● **Work to complete**
Copy the Motolori instruments text below, starting with "In the end it" and going on through "their own songs.", and substitute "metallophones" for "chime bars".

● **Text block**
* * * * * * * * *
In the end it was decided to ask the local education authority to store them, with the understanding that they were to be accessible by schools and groups in the area (including, I hope, visiting malae working with local children). Tony and I felt sad that we hadn’t been able to find a more community-based home for them. Would the Motolori children ever see them again? They loved playing them so much! And had developed such strong skills on them. We also remembered the way some of the teenage boys from the Plan International band recording program had dropped by the house one afternoon, and after watching the local youngsters playing the chime bars, been eager to play them and utilise them in their own songs.

Tony decided to give the kakalos to Maun M and his family. After all, he had been the inspiration for making them, he seemed to be the most engaged, music-minded adult we had met locally (the recorders Tony and given them were played constantly in that house, usually well past midnight), and his large family had been part of our jams from the very beginning.
* * * * * * * * *
● **Supplied data**
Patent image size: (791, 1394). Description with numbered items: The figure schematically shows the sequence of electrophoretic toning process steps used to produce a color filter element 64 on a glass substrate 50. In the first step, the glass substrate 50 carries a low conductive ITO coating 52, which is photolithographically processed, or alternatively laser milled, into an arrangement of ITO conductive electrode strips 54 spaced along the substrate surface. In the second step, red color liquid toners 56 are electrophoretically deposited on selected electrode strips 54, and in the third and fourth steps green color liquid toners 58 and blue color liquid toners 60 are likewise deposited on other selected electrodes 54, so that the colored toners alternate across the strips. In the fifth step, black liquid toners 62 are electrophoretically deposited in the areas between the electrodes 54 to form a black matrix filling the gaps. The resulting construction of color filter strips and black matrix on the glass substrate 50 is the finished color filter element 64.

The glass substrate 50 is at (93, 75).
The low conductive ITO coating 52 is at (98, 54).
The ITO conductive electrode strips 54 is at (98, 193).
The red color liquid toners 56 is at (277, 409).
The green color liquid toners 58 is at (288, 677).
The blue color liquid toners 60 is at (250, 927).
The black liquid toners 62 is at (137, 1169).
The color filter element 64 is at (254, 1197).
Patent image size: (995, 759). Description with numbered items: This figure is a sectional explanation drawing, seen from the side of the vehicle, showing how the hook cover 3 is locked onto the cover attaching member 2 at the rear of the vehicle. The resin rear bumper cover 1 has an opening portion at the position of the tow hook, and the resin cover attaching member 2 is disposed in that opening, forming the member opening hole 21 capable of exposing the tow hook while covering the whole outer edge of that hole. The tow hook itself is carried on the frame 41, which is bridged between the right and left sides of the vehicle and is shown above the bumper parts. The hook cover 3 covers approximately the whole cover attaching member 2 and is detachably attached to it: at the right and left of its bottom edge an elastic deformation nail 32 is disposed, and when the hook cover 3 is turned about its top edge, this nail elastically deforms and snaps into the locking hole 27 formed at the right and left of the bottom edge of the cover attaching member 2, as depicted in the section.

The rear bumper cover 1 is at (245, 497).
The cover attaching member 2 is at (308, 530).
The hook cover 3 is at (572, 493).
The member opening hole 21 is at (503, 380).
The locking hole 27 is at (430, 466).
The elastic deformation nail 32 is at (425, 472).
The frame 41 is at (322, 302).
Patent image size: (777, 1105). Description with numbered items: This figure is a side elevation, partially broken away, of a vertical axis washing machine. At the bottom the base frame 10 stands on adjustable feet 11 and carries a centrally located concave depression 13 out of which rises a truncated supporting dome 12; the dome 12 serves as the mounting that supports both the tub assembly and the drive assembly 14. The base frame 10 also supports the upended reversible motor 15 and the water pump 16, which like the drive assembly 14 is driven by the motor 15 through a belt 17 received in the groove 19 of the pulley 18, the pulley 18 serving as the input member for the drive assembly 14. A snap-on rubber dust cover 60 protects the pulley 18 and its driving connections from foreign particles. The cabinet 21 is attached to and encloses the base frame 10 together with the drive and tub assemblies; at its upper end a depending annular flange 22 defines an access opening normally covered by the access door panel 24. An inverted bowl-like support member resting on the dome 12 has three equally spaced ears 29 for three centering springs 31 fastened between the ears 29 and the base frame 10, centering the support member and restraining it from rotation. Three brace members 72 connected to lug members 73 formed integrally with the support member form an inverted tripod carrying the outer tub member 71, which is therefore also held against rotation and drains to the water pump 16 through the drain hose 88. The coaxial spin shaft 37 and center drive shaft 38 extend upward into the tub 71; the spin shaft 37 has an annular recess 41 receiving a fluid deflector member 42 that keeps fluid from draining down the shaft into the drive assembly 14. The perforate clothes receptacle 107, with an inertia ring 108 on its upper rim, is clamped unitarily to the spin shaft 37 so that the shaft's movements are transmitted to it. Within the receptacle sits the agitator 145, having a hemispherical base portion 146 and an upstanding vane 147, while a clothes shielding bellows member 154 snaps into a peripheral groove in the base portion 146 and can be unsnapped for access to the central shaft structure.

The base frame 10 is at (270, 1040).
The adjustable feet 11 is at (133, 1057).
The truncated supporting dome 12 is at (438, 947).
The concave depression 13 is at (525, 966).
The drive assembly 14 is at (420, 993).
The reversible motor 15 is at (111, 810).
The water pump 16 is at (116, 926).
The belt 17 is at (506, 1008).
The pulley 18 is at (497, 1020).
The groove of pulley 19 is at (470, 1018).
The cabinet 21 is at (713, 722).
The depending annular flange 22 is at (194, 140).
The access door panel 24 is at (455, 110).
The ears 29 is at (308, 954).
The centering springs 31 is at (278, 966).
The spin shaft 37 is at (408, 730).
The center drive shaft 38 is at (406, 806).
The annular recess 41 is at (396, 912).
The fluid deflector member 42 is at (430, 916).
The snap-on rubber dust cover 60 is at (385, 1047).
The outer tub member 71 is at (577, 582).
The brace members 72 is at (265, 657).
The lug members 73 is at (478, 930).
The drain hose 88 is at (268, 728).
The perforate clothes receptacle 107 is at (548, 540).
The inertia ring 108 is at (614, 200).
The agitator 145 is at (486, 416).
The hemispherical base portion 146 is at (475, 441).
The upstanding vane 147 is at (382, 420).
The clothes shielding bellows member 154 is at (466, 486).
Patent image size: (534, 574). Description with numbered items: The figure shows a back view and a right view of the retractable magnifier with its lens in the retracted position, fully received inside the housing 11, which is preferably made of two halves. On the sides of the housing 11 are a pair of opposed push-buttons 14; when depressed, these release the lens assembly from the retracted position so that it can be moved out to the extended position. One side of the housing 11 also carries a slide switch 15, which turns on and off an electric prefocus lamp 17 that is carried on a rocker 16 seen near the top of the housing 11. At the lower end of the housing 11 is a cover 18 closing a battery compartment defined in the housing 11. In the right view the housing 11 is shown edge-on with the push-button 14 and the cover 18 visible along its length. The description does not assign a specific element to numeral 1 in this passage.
* * * * * * * * *
● **Written answer**
In the end it was decided to ask the local education authority to store them, with the understanding that they were to be accessible by schools and groups in the area (including, I hope, visiting malae working with local children). Tony and I felt sad that we hadn’t been able to find a more community-based home for them. Would the Motolori children ever see them again? They loved playing them so much! And had developed such strong skills on them. We also remembered the way some of the teenage boys from the Plan International band recording program had dropped by the house one afternoon, and after watching the local youngsters playing the metallophones, been eager to play them and utilise them in their own songs.